TO BE DONE
Determine the number of lines that have the string "effect" in them, and give only that number.

Dataset excerpt
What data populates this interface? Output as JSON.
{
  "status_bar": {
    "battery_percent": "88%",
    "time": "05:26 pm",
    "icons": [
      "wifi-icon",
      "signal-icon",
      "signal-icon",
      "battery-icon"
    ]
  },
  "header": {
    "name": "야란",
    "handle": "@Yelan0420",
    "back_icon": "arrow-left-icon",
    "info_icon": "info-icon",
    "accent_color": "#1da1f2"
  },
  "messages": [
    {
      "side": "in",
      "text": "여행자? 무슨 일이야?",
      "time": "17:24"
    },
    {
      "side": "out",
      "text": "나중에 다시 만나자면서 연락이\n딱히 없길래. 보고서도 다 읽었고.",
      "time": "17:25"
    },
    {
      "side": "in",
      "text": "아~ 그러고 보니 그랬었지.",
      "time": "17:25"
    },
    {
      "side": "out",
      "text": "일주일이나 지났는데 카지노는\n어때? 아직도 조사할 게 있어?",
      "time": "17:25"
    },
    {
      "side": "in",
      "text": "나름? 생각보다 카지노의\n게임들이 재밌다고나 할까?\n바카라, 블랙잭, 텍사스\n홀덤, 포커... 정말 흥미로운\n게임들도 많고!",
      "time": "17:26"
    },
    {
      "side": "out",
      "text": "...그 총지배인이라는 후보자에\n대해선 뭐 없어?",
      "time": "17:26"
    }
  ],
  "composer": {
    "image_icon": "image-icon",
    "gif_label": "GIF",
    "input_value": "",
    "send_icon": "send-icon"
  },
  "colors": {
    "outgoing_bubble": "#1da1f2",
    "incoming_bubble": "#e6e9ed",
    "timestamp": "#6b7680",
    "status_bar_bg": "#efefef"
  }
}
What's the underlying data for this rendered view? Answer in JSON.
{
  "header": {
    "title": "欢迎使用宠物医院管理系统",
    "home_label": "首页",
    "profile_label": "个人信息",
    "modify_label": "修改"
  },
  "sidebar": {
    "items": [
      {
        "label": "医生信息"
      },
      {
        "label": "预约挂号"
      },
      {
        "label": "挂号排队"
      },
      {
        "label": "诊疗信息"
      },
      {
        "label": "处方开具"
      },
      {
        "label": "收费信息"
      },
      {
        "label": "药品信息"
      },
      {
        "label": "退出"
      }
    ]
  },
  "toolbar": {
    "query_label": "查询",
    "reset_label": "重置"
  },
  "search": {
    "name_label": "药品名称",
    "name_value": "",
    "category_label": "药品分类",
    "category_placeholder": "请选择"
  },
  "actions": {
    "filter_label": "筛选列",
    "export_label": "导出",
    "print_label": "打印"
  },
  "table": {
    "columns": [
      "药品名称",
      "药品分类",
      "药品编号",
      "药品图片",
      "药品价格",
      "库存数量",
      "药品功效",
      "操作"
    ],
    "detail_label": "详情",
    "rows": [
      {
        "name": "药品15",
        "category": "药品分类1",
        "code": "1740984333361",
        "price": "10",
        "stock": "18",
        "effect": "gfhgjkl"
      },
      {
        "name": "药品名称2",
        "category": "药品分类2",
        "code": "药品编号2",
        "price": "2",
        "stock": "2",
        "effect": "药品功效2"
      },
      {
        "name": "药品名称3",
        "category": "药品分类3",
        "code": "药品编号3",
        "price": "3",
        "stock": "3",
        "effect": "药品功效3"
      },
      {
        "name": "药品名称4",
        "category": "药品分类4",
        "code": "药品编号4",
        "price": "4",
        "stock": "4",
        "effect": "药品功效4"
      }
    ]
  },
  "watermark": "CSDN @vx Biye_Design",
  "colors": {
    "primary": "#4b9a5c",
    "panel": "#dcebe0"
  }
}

RESPONSE BELOW
4